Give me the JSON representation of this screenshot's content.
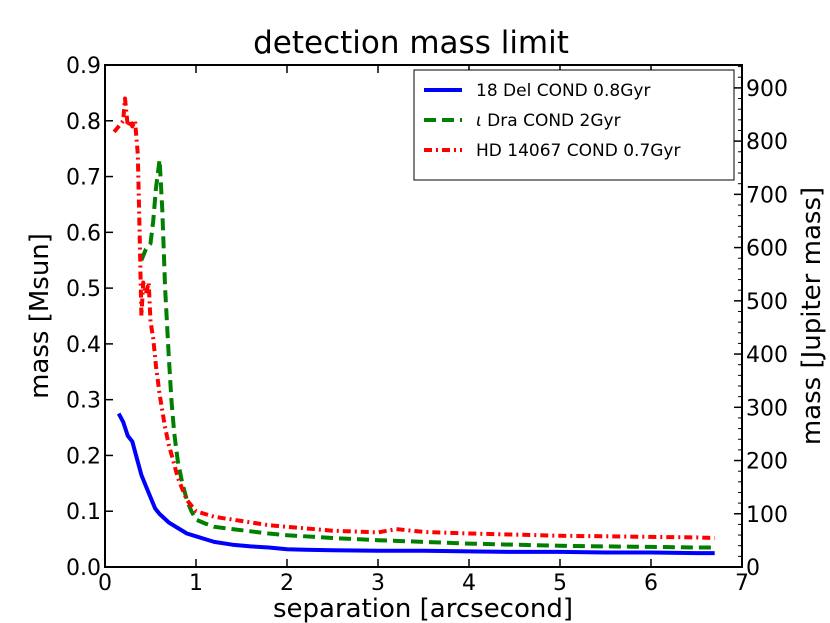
{
  "chart_data": {
    "type": "line",
    "title": "detection mass limit",
    "xlabel": "separation [arcsecond]",
    "ylabel": "mass [Msun]",
    "ylabel_right": "mass [Jupiter mass]",
    "xlim": [
      0,
      7
    ],
    "ylim": [
      0,
      0.9
    ],
    "ylim_right": [
      0,
      943
    ],
    "grid": false,
    "legend_position": "top-right",
    "x_ticks": [
      0,
      1,
      2,
      3,
      4,
      5,
      6,
      7
    ],
    "x_tick_labels": [
      "0",
      "1",
      "2",
      "3",
      "4",
      "5",
      "6",
      "7"
    ],
    "y_ticks": [
      0.0,
      0.1,
      0.2,
      0.3,
      0.4,
      0.5,
      0.6,
      0.7,
      0.8,
      0.9
    ],
    "y_tick_labels": [
      "0.0",
      "0.1",
      "0.2",
      "0.3",
      "0.4",
      "0.5",
      "0.6",
      "0.7",
      "0.8",
      "0.9"
    ],
    "y_right_ticks": [
      0,
      100,
      200,
      300,
      400,
      500,
      600,
      700,
      800,
      900
    ],
    "y_right_tick_labels": [
      "0",
      "100",
      "200",
      "300",
      "400",
      "500",
      "600",
      "700",
      "800",
      "900"
    ],
    "series": [
      {
        "name": "18 Del COND 0.8Gyr",
        "legend_prefix": "",
        "legend_rest": "18 Del COND 0.8Gyr",
        "color": "#0000ff",
        "dash": "solid",
        "x": [
          0.15,
          0.2,
          0.25,
          0.3,
          0.35,
          0.4,
          0.45,
          0.5,
          0.55,
          0.6,
          0.7,
          0.8,
          0.9,
          1.0,
          1.1,
          1.2,
          1.4,
          1.6,
          1.8,
          2.0,
          2.2,
          2.5,
          3.0,
          3.5,
          4.0,
          4.5,
          5.0,
          5.5,
          6.0,
          6.5,
          6.7
        ],
        "y": [
          0.275,
          0.26,
          0.235,
          0.225,
          0.195,
          0.165,
          0.145,
          0.125,
          0.105,
          0.095,
          0.08,
          0.07,
          0.06,
          0.055,
          0.05,
          0.045,
          0.04,
          0.037,
          0.035,
          0.032,
          0.031,
          0.03,
          0.029,
          0.029,
          0.028,
          0.027,
          0.027,
          0.026,
          0.026,
          0.025,
          0.025
        ]
      },
      {
        "name": "ι Dra COND 2Gyr",
        "legend_prefix": "ι",
        "legend_rest": " Dra COND 2Gyr",
        "color": "#007f00",
        "dash": "dashed",
        "x": [
          0.4,
          0.45,
          0.5,
          0.53,
          0.56,
          0.6,
          0.63,
          0.66,
          0.7,
          0.73,
          0.76,
          0.8,
          0.85,
          0.9,
          0.95,
          1.0,
          1.1,
          1.2,
          1.4,
          1.6,
          1.8,
          2.0,
          2.5,
          3.0,
          3.5,
          4.0,
          4.5,
          5.0,
          5.5,
          6.0,
          6.5,
          6.7
        ],
        "y": [
          0.55,
          0.57,
          0.58,
          0.62,
          0.68,
          0.73,
          0.64,
          0.5,
          0.38,
          0.3,
          0.24,
          0.19,
          0.15,
          0.12,
          0.1,
          0.085,
          0.078,
          0.072,
          0.068,
          0.064,
          0.06,
          0.057,
          0.052,
          0.048,
          0.045,
          0.042,
          0.04,
          0.038,
          0.037,
          0.036,
          0.035,
          0.035
        ]
      },
      {
        "name": "HD 14067 COND 0.7Gyr",
        "legend_prefix": "",
        "legend_rest": "HD 14067 COND 0.7Gyr",
        "color": "#ff0000",
        "dash": "dashdot",
        "x": [
          0.1,
          0.15,
          0.2,
          0.22,
          0.25,
          0.28,
          0.3,
          0.33,
          0.36,
          0.38,
          0.4,
          0.42,
          0.45,
          0.48,
          0.5,
          0.53,
          0.56,
          0.6,
          0.63,
          0.66,
          0.7,
          0.75,
          0.8,
          0.85,
          0.9,
          1.0,
          1.1,
          1.2,
          1.4,
          1.6,
          1.8,
          2.0,
          2.5,
          3.0,
          3.2,
          3.5,
          4.0,
          4.5,
          5.0,
          5.5,
          6.0,
          6.5,
          6.7
        ],
        "y": [
          0.78,
          0.79,
          0.8,
          0.84,
          0.79,
          0.8,
          0.79,
          0.8,
          0.74,
          0.6,
          0.45,
          0.51,
          0.49,
          0.51,
          0.44,
          0.41,
          0.36,
          0.31,
          0.28,
          0.25,
          0.22,
          0.19,
          0.16,
          0.14,
          0.12,
          0.1,
          0.095,
          0.09,
          0.085,
          0.08,
          0.075,
          0.072,
          0.065,
          0.062,
          0.068,
          0.063,
          0.06,
          0.058,
          0.056,
          0.055,
          0.054,
          0.053,
          0.052
        ]
      }
    ]
  }
}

**TASK REQUIREMENTS:** Leave out the pictures and copy everything else in the records word for word.

**WORKED SOLUTION:**
Give me the JSON representation of this screenshot's content.
{
  "chart_data": {
    "type": "line",
    "title": "detection mass limit",
    "xlabel": "separation [arcsecond]",
    "ylabel": "mass [Msun]",
    "ylabel_right": "mass [Jupiter mass]",
    "xlim": [
      0,
      7
    ],
    "ylim": [
      0,
      0.9
    ],
    "ylim_right": [
      0,
      943
    ],
    "grid": false,
    "legend_position": "top-right",
    "x_ticks": [
      0,
      1,
      2,
      3,
      4,
      5,
      6,
      7
    ],
    "x_tick_labels": [
      "0",
      "1",
      "2",
      "3",
      "4",
      "5",
      "6",
      "7"
    ],
    "y_ticks": [
      0.0,
      0.1,
      0.2,
      0.3,
      0.4,
      0.5,
      0.6,
      0.7,
      0.8,
      0.9
    ],
    "y_tick_labels": [
      "0.0",
      "0.1",
      "0.2",
      "0.3",
      "0.4",
      "0.5",
      "0.6",
      "0.7",
      "0.8",
      "0.9"
    ],
    "y_right_ticks": [
      0,
      100,
      200,
      300,
      400,
      500,
      600,
      700,
      800,
      900
    ],
    "y_right_tick_labels": [
      "0",
      "100",
      "200",
      "300",
      "400",
      "500",
      "600",
      "700",
      "800",
      "900"
    ],
    "series": [
      {
        "name": "18 Del COND 0.8Gyr",
        "legend_prefix": "",
        "legend_rest": "18 Del COND 0.8Gyr",
        "color": "#0000ff",
        "dash": "solid",
        "x": [
          0.15,
          0.2,
          0.25,
          0.3,
          0.35,
          0.4,
          0.45,
          0.5,
          0.55,
          0.6,
          0.7,
          0.8,
          0.9,
          1.0,
          1.1,
          1.2,
          1.4,
          1.6,
          1.8,
          2.0,
          2.2,
          2.5,
          3.0,
          3.5,
          4.0,
          4.5,
          5.0,
          5.5,
          6.0,
          6.5,
          6.7
        ],
        "y": [
          0.275,
          0.26,
          0.235,
          0.225,
          0.195,
          0.165,
          0.145,
          0.125,
          0.105,
          0.095,
          0.08,
          0.07,
          0.06,
          0.055,
          0.05,
          0.045,
          0.04,
          0.037,
          0.035,
          0.032,
          0.031,
          0.03,
          0.029,
          0.029,
          0.028,
          0.027,
          0.027,
          0.026,
          0.026,
          0.025,
          0.025
        ]
      },
      {
        "name": "ι Dra COND 2Gyr",
        "legend_prefix": "ι",
        "legend_rest": " Dra COND 2Gyr",
        "color": "#007f00",
        "dash": "dashed",
        "x": [
          0.4,
          0.45,
          0.5,
          0.53,
          0.56,
          0.6,
          0.63,
          0.66,
          0.7,
          0.73,
          0.76,
          0.8,
          0.85,
          0.9,
          0.95,
          1.0,
          1.1,
          1.2,
          1.4,
          1.6,
          1.8,
          2.0,
          2.5,
          3.0,
          3.5,
          4.0,
          4.5,
          5.0,
          5.5,
          6.0,
          6.5,
          6.7
        ],
        "y": [
          0.55,
          0.57,
          0.58,
          0.62,
          0.68,
          0.73,
          0.64,
          0.5,
          0.38,
          0.3,
          0.24,
          0.19,
          0.15,
          0.12,
          0.1,
          0.085,
          0.078,
          0.072,
          0.068,
          0.064,
          0.06,
          0.057,
          0.052,
          0.048,
          0.045,
          0.042,
          0.04,
          0.038,
          0.037,
          0.036,
          0.035,
          0.035
        ]
      },
      {
        "name": "HD 14067 COND 0.7Gyr",
        "legend_prefix": "",
        "legend_rest": "HD 14067 COND 0.7Gyr",
        "color": "#ff0000",
        "dash": "dashdot",
        "x": [
          0.1,
          0.15,
          0.2,
          0.22,
          0.25,
          0.28,
          0.3,
          0.33,
          0.36,
          0.38,
          0.4,
          0.42,
          0.45,
          0.48,
          0.5,
          0.53,
          0.56,
          0.6,
          0.63,
          0.66,
          0.7,
          0.75,
          0.8,
          0.85,
          0.9,
          1.0,
          1.1,
          1.2,
          1.4,
          1.6,
          1.8,
          2.0,
          2.5,
          3.0,
          3.2,
          3.5,
          4.0,
          4.5,
          5.0,
          5.5,
          6.0,
          6.5,
          6.7
        ],
        "y": [
          0.78,
          0.79,
          0.8,
          0.84,
          0.79,
          0.8,
          0.79,
          0.8,
          0.74,
          0.6,
          0.45,
          0.51,
          0.49,
          0.51,
          0.44,
          0.41,
          0.36,
          0.31,
          0.28,
          0.25,
          0.22,
          0.19,
          0.16,
          0.14,
          0.12,
          0.1,
          0.095,
          0.09,
          0.085,
          0.08,
          0.075,
          0.072,
          0.065,
          0.062,
          0.068,
          0.063,
          0.06,
          0.058,
          0.056,
          0.055,
          0.054,
          0.053,
          0.052
        ]
      }
    ]
  }
}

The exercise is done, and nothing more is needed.